**Instructions to follow**:
Your task is to copy every line of this material exactly.

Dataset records
———

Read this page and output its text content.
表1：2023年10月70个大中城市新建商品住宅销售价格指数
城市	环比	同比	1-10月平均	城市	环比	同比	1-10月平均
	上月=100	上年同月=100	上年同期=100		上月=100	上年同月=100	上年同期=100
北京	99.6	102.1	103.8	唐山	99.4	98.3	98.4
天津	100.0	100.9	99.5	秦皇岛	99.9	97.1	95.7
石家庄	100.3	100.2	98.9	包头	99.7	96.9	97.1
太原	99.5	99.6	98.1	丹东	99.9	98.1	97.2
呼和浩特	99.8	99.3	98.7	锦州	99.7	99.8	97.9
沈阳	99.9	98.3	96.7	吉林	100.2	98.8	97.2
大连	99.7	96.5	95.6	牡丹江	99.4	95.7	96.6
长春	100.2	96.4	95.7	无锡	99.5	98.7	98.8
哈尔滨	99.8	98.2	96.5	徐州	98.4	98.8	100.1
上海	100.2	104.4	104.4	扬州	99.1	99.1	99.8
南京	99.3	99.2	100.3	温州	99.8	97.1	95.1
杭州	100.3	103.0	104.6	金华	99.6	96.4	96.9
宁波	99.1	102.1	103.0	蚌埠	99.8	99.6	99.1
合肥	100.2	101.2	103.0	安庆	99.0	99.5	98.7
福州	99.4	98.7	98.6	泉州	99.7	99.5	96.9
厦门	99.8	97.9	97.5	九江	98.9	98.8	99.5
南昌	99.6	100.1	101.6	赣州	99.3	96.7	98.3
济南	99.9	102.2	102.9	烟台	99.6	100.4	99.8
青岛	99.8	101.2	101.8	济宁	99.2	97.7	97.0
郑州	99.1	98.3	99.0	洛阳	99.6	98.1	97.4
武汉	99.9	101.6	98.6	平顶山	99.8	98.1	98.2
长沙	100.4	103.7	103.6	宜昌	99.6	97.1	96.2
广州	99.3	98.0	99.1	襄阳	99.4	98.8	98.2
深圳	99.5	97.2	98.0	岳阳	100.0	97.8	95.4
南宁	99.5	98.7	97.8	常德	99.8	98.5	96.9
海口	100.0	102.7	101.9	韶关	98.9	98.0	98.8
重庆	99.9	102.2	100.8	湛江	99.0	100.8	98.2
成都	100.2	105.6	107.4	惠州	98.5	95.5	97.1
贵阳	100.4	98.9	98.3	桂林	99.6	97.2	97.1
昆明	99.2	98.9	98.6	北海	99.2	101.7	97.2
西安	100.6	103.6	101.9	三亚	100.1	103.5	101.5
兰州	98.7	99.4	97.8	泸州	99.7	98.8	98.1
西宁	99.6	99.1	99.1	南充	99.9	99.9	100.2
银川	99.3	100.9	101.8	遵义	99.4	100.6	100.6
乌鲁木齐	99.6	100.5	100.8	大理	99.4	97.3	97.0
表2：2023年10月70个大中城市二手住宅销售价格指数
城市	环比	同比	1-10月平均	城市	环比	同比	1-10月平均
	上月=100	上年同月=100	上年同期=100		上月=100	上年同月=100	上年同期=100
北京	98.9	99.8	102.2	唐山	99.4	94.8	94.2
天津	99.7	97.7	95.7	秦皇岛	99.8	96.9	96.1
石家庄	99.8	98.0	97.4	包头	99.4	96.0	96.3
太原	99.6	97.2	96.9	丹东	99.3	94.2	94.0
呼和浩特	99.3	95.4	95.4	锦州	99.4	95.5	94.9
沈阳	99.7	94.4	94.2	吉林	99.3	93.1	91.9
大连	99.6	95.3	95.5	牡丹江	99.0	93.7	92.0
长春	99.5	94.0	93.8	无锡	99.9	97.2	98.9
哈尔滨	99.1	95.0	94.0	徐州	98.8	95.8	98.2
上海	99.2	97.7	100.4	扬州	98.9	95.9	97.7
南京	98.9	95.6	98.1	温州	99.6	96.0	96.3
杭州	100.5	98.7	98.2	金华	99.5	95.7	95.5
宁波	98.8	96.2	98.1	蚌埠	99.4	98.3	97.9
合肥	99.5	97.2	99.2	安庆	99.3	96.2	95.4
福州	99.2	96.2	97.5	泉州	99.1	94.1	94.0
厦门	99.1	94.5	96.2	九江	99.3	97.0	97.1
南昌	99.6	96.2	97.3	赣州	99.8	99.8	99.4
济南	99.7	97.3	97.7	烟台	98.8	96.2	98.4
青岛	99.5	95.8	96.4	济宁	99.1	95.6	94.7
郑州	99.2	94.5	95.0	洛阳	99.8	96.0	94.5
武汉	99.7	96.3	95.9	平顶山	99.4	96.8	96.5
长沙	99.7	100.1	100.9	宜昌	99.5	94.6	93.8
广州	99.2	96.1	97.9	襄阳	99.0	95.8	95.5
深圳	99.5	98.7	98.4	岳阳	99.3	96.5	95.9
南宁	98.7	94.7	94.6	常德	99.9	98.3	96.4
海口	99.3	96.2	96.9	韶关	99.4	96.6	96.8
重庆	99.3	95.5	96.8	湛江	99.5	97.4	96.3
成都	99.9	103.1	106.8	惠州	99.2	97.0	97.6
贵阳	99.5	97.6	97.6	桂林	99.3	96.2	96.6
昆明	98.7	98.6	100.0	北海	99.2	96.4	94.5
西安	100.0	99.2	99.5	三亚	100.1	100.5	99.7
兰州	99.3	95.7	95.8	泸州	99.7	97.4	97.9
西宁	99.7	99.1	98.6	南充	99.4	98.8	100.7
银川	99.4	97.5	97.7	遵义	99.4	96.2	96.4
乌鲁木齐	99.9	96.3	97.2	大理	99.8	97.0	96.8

———

**Exercise result**:
Read this page and output its text content.
表1：2023年10月70个大中城市新建商品住宅销售价格指数
城市	环比	同比	1-10月平均	城市	环比	同比	1-10月平均
	上月=100	上年同月=100	上年同期=100		上月=100	上年同月=100	上年同期=100
北京	99.6	102.1	103.8	唐山	99.4	98.3	98.4
天津	100.0	100.9	99.5	秦皇岛	99.9	97.1	95.7
石家庄	100.3	100.2	98.9	包头	99.7	96.9	97.1
太原	99.5	99.6	98.1	丹东	99.9	98.1	97.2
呼和浩特	99.8	99.3	98.7	锦州	99.7	99.8	97.9
沈阳	99.9	98.3	96.7	吉林	100.2	98.8	97.2
大连	99.7	96.5	95.6	牡丹江	99.4	95.7	96.6
长春	100.2	96.4	95.7	无锡	99.5	98.7	98.8
哈尔滨	99.8	98.2	96.5	徐州	98.4	98.8	100.1
上海	100.2	104.4	104.4	扬州	99.1	99.1	99.8
南京	99.3	99.2	100.3	温州	99.8	97.1	95.1
杭州	100.3	103.0	104.6	金华	99.6	96.4	96.9
宁波	99.1	102.1	103.0	蚌埠	99.8	99.6	99.1
合肥	100.2	101.2	103.0	安庆	99.0	99.5	98.7
福州	99.4	98.7	98.6	泉州	99.7	99.5	96.9
厦门	99.8	97.9	97.5	九江	98.9	98.8	99.5
南昌	99.6	100.1	101.6	赣州	99.3	96.7	98.3
济南	99.9	102.2	102.9	烟台	99.6	100.4	99.8
青岛	99.8	101.2	101.8	济宁	99.2	97.7	97.0
郑州	99.1	98.3	99.0	洛阳	99.6	98.1	97.4
武汉	99.9	101.6	98.6	平顶山	99.8	98.1	98.2
长沙	100.4	103.7	103.6	宜昌	99.6	97.1	96.2
广州	99.3	98.0	99.1	襄阳	99.4	98.8	98.2
深圳	99.5	97.2	98.0	岳阳	100.0	97.8	95.4
南宁	99.5	98.7	97.8	常德	99.8	98.5	96.9
海口	100.0	102.7	101.9	韶关	98.9	98.0	98.8
重庆	99.9	102.2	100.8	湛江	99.0	100.8	98.2
成都	100.2	105.6	107.4	惠州	98.5	95.5	97.1
贵阳	100.4	98.9	98.3	桂林	99.6	97.2	97.1
昆明	99.2	98.9	98.6	北海	99.2	101.7	97.2
西安	100.6	103.6	101.9	三亚	100.1	103.5	101.5
兰州	98.7	99.4	97.8	泸州	99.7	98.8	98.1
西宁	99.6	99.1	99.1	南充	99.9	99.9	100.2
银川	99.3	100.9	101.8	遵义	99.4	100.6	100.6
乌鲁木齐	99.6	100.5	100.8	大理	99.4	97.3	97.0
表2：2023年10月70个大中城市二手住宅销售价格指数
城市	环比	同比	1-10月平均	城市	环比	同比	1-10月平均
	上月=100	上年同月=100	上年同期=100		上月=100	上年同月=100	上年同期=100
北京	98.9	99.8	102.2	唐山	99.4	94.8	94.2
天津	99.7	97.7	95.7	秦皇岛	99.8	96.9	96.1
石家庄	99.8	98.0	97.4	包头	99.4	96.0	96.3
太原	99.6	97.2	96.9	丹东	99.3	94.2	94.0
呼和浩特	99.3	95.4	95.4	锦州	99.4	95.5	94.9
沈阳	99.7	94.4	94.2	吉林	99.3	93.1	91.9
大连	99.6	95.3	95.5	牡丹江	99.0	93.7	92.0
长春	99.5	94.0	93.8	无锡	99.9	97.2	98.9
哈尔滨	99.1	95.0	94.0	徐州	98.8	95.8	98.2
上海	99.2	97.7	100.4	扬州	98.9	95.9	97.7
南京	98.9	95.6	98.1	温州	99.6	96.0	96.3
杭州	100.5	98.7	98.2	金华	99.5	95.7	95.5
宁波	98.8	96.2	98.1	蚌埠	99.4	98.3	97.9
合肥	99.5	97.2	99.2	安庆	99.3	96.2	95.4
福州	99.2	96.2	97.5	泉州	99.1	94.1	94.0
厦门	99.1	94.5	96.2	九江	99.3	97.0	97.1
南昌	99.6	96.2	97.3	赣州	99.8	99.8	99.4
济南	99.7	97.3	97.7	烟台	98.8	96.2	98.4
青岛	99.5	95.8	96.4	济宁	99.1	95.6	94.7
郑州	99.2	94.5	95.0	洛阳	99.8	96.0	94.5
武汉	99.7	96.3	95.9	平顶山	99.4	96.8	96.5
长沙	99.7	100.1	100.9	宜昌	99.5	94.6	93.8
广州	99.2	96.1	97.9	襄阳	99.0	95.8	95.5
深圳	99.5	98.7	98.4	岳阳	99.3	96.5	95.9
南宁	98.7	94.7	94.6	常德	99.9	98.3	96.4
海口	99.3	96.2	96.9	韶关	99.4	96.6	96.8
重庆	99.3	95.5	96.8	湛江	99.5	97.4	96.3
成都	99.9	103.1	106.8	惠州	99.2	97.0	97.6
贵阳	99.5	97.6	97.6	桂林	99.3	96.2	96.6
昆明	98.7	98.6	100.0	北海	99.2	96.4	94.5
西安	100.0	99.2	99.5	三亚	100.1	100.5	99.7
兰州	99.3	95.7	95.8	泸州	99.7	97.4	97.9
西宁	99.7	99.1	98.6	南充	99.4	98.8	100.7
银川	99.4	97.5	97.7	遵义	99.4	96.2	96.4
乌鲁木齐	99.9	96.3	97.2	大理	99.8	97.0	96.8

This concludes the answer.